Problem to solve> Extract every entry word for word. Skip the pictures.

Collected data entries
|---|
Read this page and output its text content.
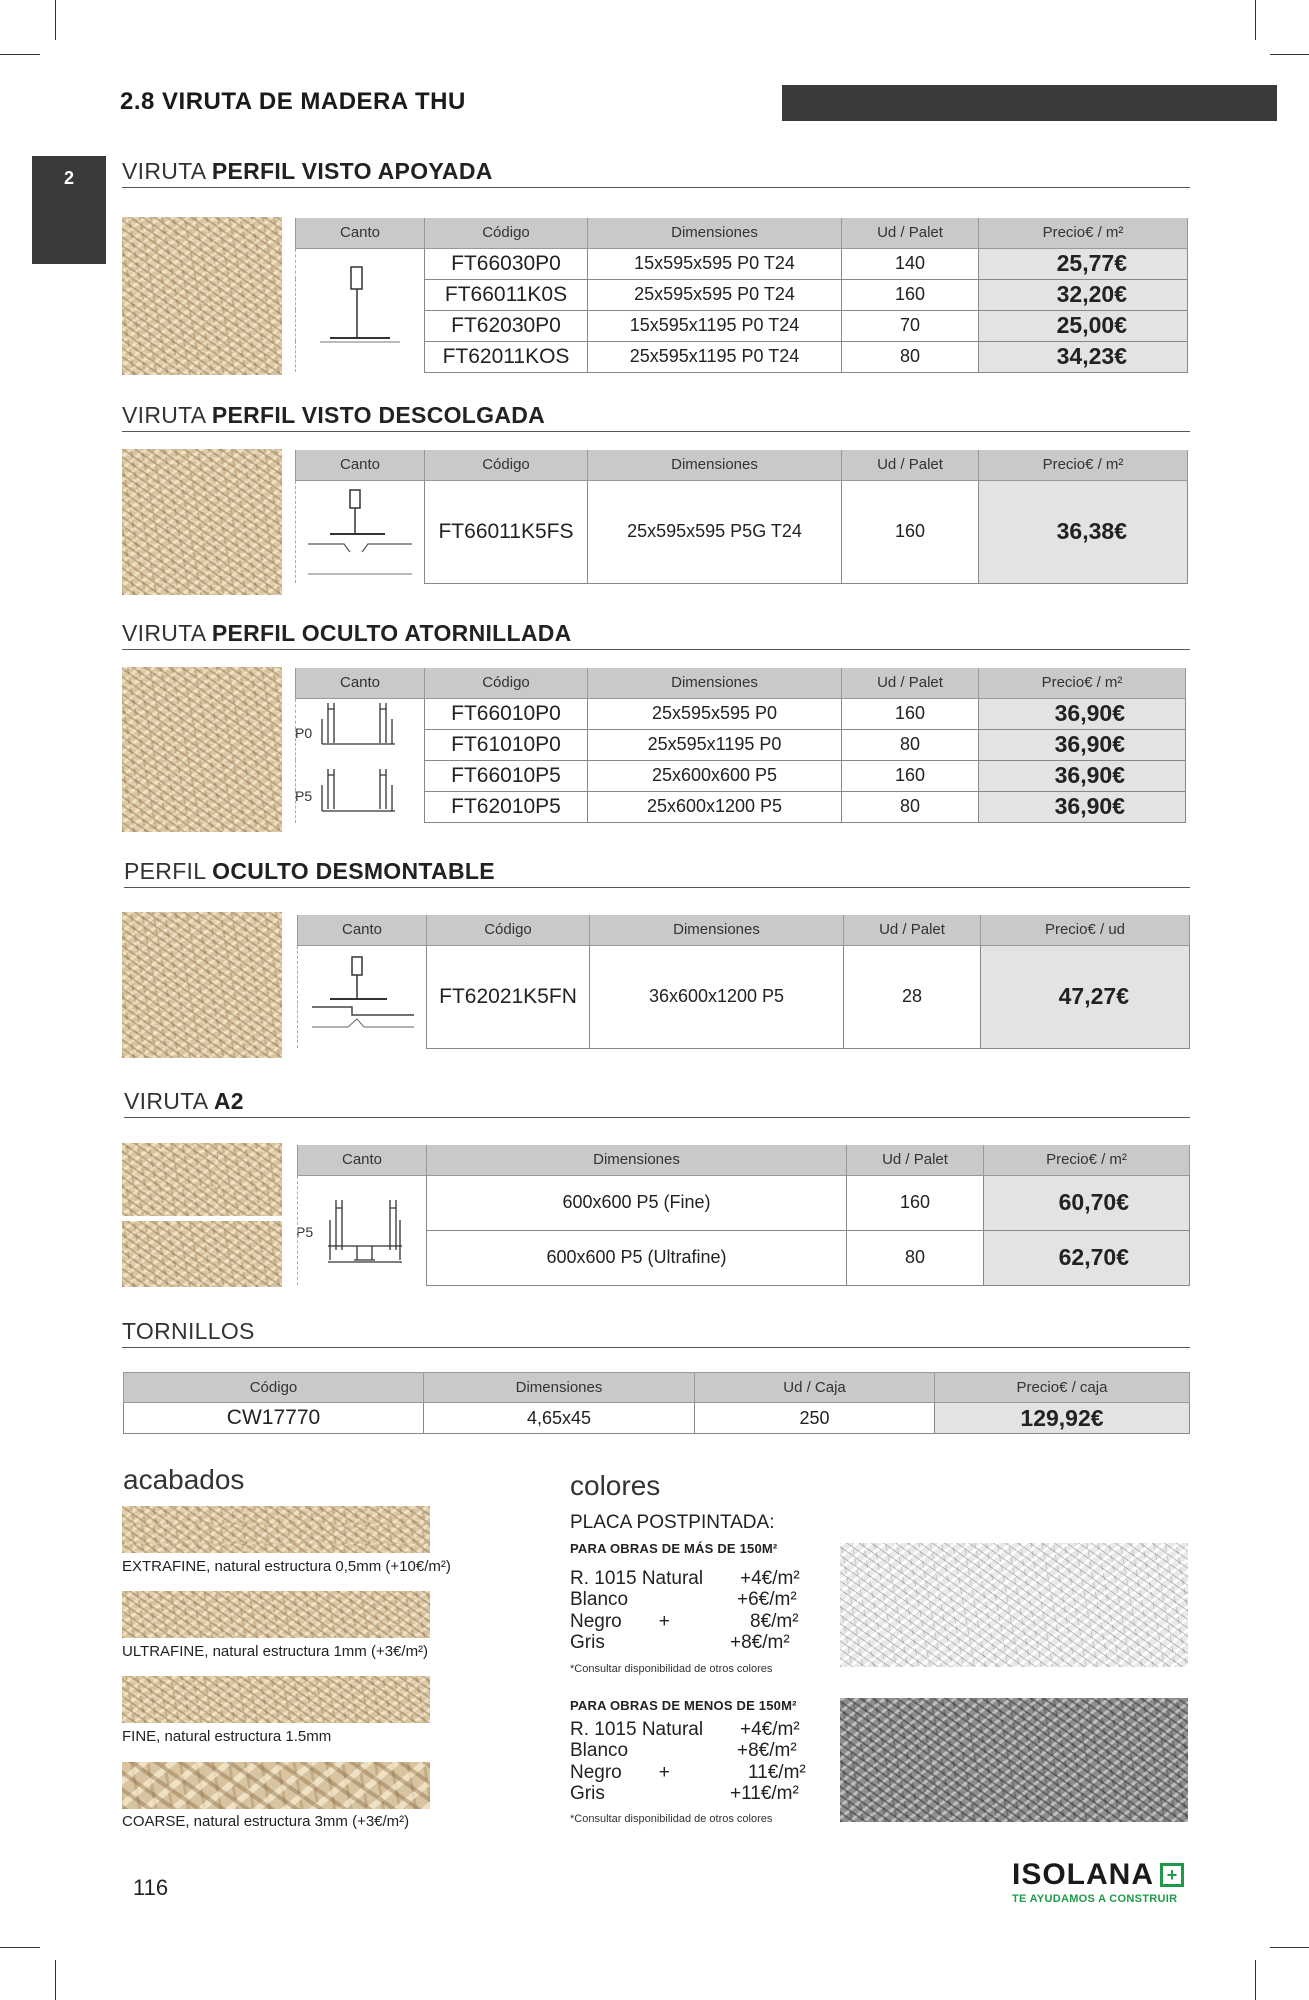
2.8 VIRUTA DE MADERA THU
2	VIRUTA PERFIL VISTO APOYADA
Canto	Código	Dimensiones	Ud / Palet	Precio€ / m²

	FT66030P0	15x595x595 P0 T24	140	25,77€
	FT66011K0S	25x595x595 P0 T24	160	32,20€
	FT62030P0	15x595x1195 P0 T24	70	25,00€
	FT62011KOS	25x595x1195 P0 T24	80	34,23€
VIRUTA PERFIL VISTO DESCOLGADA
Canto	Código	Dimensiones	Ud / Palet	Precio€ / m²

	FT66011K5FS	25x595x595 P5G T24	160	36,38€
VIRUTA PERFIL OCULTO ATORNILLADA
P0
P5
Canto	Código	Dimensiones	Ud / Palet	Precio€ / m²

	FT66010P0	25x595x595 P0	160	36,90€
	FT61010P0	25x595x1195 P0	80	36,90€
	FT66010P5	25x600x600 P5	160	36,90€
	FT62010P5	25x600x1200 P5	80	36,90€
PERFIL OCULTO DESMONTABLE
Canto	Código	Dimensiones	Ud / Palet	Precio€ / ud

	FT62021K5FN	36x600x1200 P5	28	47,27€
VIRUTA A2
P5
Canto	Dimensiones	Ud / Palet	Precio€ / m²

	600x600 P5 (Fine)	160	60,70€
	600x600 P5 (Ultrafine)	80	62,70€
TORNILLOS
Código	Dimensiones	Ud / Caja	Precio€ / caja
CW17770	4,65x45	250	129,92€
acabados
EXTRAFINE, natural estructura 0,5mm (+10€/m²)
ULTRAFINE, natural estructura 1mm (+3€/m²)
FINE, natural estructura 1.5mm
COARSE, natural estructura 3mm (+3€/m²)
colores
PLACA POSTPINTADA:
PARA OBRAS DE MÁS DE 150M²
R. 1015 Natural +4€/m²
Blanco	+6€/m²
Negro       +	8€/m²
Gris	+8€/m²
*Consultar disponibilidad de otros colores
PARA OBRAS DE MENOS DE 150M²
R. 1015 Natural +4€/m²
Blanco	+8€/m²
Negro       +	11€/m²
Gris	+11€/m²
*Consultar disponibilidad de otros colores
116	ISOLANA +
TE AYUDAMOS A CONSTRUIR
|---|
Answer in full>
Read this page and output its text content.
2.8 VIRUTA DE MADERA THU
2	VIRUTA PERFIL VISTO APOYADA
Canto	Código	Dimensiones	Ud / Palet	Precio€ / m²

	FT66030P0	15x595x595 P0 T24	140	25,77€
	FT66011K0S	25x595x595 P0 T24	160	32,20€
	FT62030P0	15x595x1195 P0 T24	70	25,00€
	FT62011KOS	25x595x1195 P0 T24	80	34,23€
VIRUTA PERFIL VISTO DESCOLGADA
Canto	Código	Dimensiones	Ud / Palet	Precio€ / m²

	FT66011K5FS	25x595x595 P5G T24	160	36,38€
VIRUTA PERFIL OCULTO ATORNILLADA
P0
P5
Canto	Código	Dimensiones	Ud / Palet	Precio€ / m²

	FT66010P0	25x595x595 P0	160	36,90€
	FT61010P0	25x595x1195 P0	80	36,90€
	FT66010P5	25x600x600 P5	160	36,90€
	FT62010P5	25x600x1200 P5	80	36,90€
PERFIL OCULTO DESMONTABLE
Canto	Código	Dimensiones	Ud / Palet	Precio€ / ud

	FT62021K5FN	36x600x1200 P5	28	47,27€
VIRUTA A2
P5
Canto	Dimensiones	Ud / Palet	Precio€ / m²

	600x600 P5 (Fine)	160	60,70€
	600x600 P5 (Ultrafine)	80	62,70€
TORNILLOS
Código	Dimensiones	Ud / Caja	Precio€ / caja
CW17770	4,65x45	250	129,92€
acabados
EXTRAFINE, natural estructura 0,5mm (+10€/m²)
ULTRAFINE, natural estructura 1mm (+3€/m²)
FINE, natural estructura 1.5mm
COARSE, natural estructura 3mm (+3€/m²)
colores
PLACA POSTPINTADA:
PARA OBRAS DE MÁS DE 150M²
R. 1015 Natural +4€/m²
Blanco	+6€/m²
Negro       +	8€/m²
Gris	+8€/m²
*Consultar disponibilidad de otros colores
PARA OBRAS DE MENOS DE 150M²
R. 1015 Natural +4€/m²
Blanco	+8€/m²
Negro       +	11€/m²
Gris	+11€/m²
*Consultar disponibilidad de otros colores
116	ISOLANA +
TE AYUDAMOS A CONSTRUIR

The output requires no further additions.